● **PROBLEM**
Print all entries precisely as they are written.

● **PROVIDED DATA**

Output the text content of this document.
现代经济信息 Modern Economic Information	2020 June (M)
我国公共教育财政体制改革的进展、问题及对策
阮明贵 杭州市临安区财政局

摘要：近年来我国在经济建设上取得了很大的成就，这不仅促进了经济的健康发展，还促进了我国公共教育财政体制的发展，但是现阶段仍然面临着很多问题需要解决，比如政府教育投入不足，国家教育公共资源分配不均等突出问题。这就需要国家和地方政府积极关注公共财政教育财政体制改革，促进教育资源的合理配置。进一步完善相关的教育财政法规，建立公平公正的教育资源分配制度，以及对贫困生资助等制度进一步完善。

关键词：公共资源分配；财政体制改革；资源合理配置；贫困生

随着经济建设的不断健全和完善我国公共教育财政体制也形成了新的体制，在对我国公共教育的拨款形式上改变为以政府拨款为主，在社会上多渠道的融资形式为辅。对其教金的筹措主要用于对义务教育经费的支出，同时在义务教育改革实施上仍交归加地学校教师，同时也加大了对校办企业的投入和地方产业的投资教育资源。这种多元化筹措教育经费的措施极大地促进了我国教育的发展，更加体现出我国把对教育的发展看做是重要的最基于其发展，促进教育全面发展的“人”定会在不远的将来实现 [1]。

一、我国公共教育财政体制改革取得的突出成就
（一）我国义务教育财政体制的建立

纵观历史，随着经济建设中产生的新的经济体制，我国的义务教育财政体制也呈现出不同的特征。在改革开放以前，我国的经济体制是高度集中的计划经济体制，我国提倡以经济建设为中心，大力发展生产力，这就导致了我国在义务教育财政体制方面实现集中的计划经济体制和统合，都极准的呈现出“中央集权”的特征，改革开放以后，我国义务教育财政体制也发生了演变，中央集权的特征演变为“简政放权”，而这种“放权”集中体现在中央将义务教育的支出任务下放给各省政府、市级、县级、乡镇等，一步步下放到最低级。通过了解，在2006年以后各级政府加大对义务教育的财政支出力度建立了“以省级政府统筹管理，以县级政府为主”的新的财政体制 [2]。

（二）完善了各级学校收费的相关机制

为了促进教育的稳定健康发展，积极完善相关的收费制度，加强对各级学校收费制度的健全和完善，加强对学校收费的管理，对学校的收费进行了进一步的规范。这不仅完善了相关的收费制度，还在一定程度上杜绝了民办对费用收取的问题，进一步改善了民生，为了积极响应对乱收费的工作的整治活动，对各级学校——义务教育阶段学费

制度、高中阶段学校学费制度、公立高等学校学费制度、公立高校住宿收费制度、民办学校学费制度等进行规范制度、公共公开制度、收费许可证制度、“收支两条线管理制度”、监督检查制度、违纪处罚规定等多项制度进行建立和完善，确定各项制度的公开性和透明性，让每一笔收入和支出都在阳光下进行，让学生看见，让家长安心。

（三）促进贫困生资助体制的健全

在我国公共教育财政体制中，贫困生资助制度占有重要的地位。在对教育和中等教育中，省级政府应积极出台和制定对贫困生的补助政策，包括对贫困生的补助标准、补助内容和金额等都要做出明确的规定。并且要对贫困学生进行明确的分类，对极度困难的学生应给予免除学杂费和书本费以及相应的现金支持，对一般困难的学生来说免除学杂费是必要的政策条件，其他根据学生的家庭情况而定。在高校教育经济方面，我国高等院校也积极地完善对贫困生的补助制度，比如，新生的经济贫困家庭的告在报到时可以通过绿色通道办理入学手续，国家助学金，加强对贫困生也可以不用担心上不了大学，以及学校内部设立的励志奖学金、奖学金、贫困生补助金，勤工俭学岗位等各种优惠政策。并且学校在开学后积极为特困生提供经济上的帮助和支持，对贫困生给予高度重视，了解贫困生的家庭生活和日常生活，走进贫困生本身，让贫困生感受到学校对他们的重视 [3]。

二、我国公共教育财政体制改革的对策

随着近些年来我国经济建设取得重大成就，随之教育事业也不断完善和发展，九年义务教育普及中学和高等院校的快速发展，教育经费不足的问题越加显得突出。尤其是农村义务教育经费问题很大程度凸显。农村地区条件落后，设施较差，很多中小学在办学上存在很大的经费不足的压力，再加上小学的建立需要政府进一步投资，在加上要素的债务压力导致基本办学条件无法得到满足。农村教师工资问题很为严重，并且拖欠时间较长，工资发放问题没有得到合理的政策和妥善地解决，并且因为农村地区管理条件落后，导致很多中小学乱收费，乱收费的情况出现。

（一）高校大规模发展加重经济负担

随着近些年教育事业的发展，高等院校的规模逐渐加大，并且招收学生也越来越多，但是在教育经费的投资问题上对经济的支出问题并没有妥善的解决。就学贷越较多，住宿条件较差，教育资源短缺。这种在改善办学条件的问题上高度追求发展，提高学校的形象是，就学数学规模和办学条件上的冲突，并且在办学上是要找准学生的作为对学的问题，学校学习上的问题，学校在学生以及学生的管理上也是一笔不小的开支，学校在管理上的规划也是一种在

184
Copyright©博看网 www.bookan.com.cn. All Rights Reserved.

● **TASK SOLUTION**
Output the text content of this document.
现代经济信息 Modern Economic Information	2020 June (M)
我国公共教育财政体制改革的进展、问题及对策
阮明贵 杭州市临安区财政局

摘要：近年来我国在经济建设上取得了很大的成就，这不仅促进了经济的健康发展，还促进了我国公共教育财政体制的发展，但是现阶段仍然面临着很多问题需要解决，比如政府教育投入不足，国家教育公共资源分配不均等突出问题。这就需要国家和地方政府积极关注公共财政教育财政体制改革，促进教育资源的合理配置。进一步完善相关的教育财政法规，建立公平公正的教育资源分配制度，以及对贫困生资助等制度进一步完善。

关键词：公共资源分配；财政体制改革；资源合理配置；贫困生

随着经济建设的不断健全和完善我国公共教育财政体制也形成了新的体制，在对我国公共教育的拨款形式上改变为以政府拨款为主，在社会上多渠道的融资形式为辅。对其教金的筹措主要用于对义务教育经费的支出，同时在义务教育改革实施上仍交归加地学校教师，同时也加大了对校办企业的投入和地方产业的投资教育资源。这种多元化筹措教育经费的措施极大地促进了我国教育的发展，更加体现出我国把对教育的发展看做是重要的最基于其发展，促进教育全面发展的“人”定会在不远的将来实现 [1]。

一、我国公共教育财政体制改革取得的突出成就
（一）我国义务教育财政体制的建立

纵观历史，随着经济建设中产生的新的经济体制，我国的义务教育财政体制也呈现出不同的特征。在改革开放以前，我国的经济体制是高度集中的计划经济体制，我国提倡以经济建设为中心，大力发展生产力，这就导致了我国在义务教育财政体制方面实现集中的计划经济体制和统合，都极准的呈现出“中央集权”的特征，改革开放以后，我国义务教育财政体制也发生了演变，中央集权的特征演变为“简政放权”，而这种“放权”集中体现在中央将义务教育的支出任务下放给各省政府、市级、县级、乡镇等，一步步下放到最低级。通过了解，在2006年以后各级政府加大对义务教育的财政支出力度建立了“以省级政府统筹管理，以县级政府为主”的新的财政体制 [2]。

（二）完善了各级学校收费的相关机制

为了促进教育的稳定健康发展，积极完善相关的收费制度，加强对各级学校收费制度的健全和完善，加强对学校收费的管理，对学校的收费进行了进一步的规范。这不仅完善了相关的收费制度，还在一定程度上杜绝了民办对费用收取的问题，进一步改善了民生，为了积极响应对乱收费的工作的整治活动，对各级学校——义务教育阶段学费

制度、高中阶段学校学费制度、公立高等学校学费制度、公立高校住宿收费制度、民办学校学费制度等进行规范制度、公共公开制度、收费许可证制度、“收支两条线管理制度”、监督检查制度、违纪处罚规定等多项制度进行建立和完善，确定各项制度的公开性和透明性，让每一笔收入和支出都在阳光下进行，让学生看见，让家长安心。

（三）促进贫困生资助体制的健全

在我国公共教育财政体制中，贫困生资助制度占有重要的地位。在对教育和中等教育中，省级政府应积极出台和制定对贫困生的补助政策，包括对贫困生的补助标准、补助内容和金额等都要做出明确的规定。并且要对贫困学生进行明确的分类，对极度困难的学生应给予免除学杂费和书本费以及相应的现金支持，对一般困难的学生来说免除学杂费是必要的政策条件，其他根据学生的家庭情况而定。在高校教育经济方面，我国高等院校也积极地完善对贫困生的补助制度，比如，新生的经济贫困家庭的告在报到时可以通过绿色通道办理入学手续，国家助学金，加强对贫困生也可以不用担心上不了大学，以及学校内部设立的励志奖学金、奖学金、贫困生补助金，勤工俭学岗位等各种优惠政策。并且学校在开学后积极为特困生提供经济上的帮助和支持，对贫困生给予高度重视，了解贫困生的家庭生活和日常生活，走进贫困生本身，让贫困生感受到学校对他们的重视 [3]。

二、我国公共教育财政体制改革的对策

随着近些年来我国经济建设取得重大成就，随之教育事业也不断完善和发展，九年义务教育普及中学和高等院校的快速发展，教育经费不足的问题越加显得突出。尤其是农村义务教育经费问题很大程度凸显。农村地区条件落后，设施较差，很多中小学在办学上存在很大的经费不足的压力，再加上小学的建立需要政府进一步投资，在加上要素的债务压力导致基本办学条件无法得到满足。农村教师工资问题很为严重，并且拖欠时间较长，工资发放问题没有得到合理的政策和妥善地解决，并且因为农村地区管理条件落后，导致很多中小学乱收费，乱收费的情况出现。

（一）高校大规模发展加重经济负担

随着近些年教育事业的发展，高等院校的规模逐渐加大，并且招收学生也越来越多，但是在教育经费的投资问题上对经济的支出问题并没有妥善的解决。就学贷越较多，住宿条件较差，教育资源短缺。这种在改善办学条件的问题上高度追求发展，提高学校的形象是，就学数学规模和办学条件上的冲突，并且在办学上是要找准学生的作为对学的问题，学校学习上的问题，学校在学生以及学生的管理上也是一笔不小的开支，学校在管理上的规划也是一种在

184
Copyright©博看网 www.bookan.com.cn. All Rights Reserved.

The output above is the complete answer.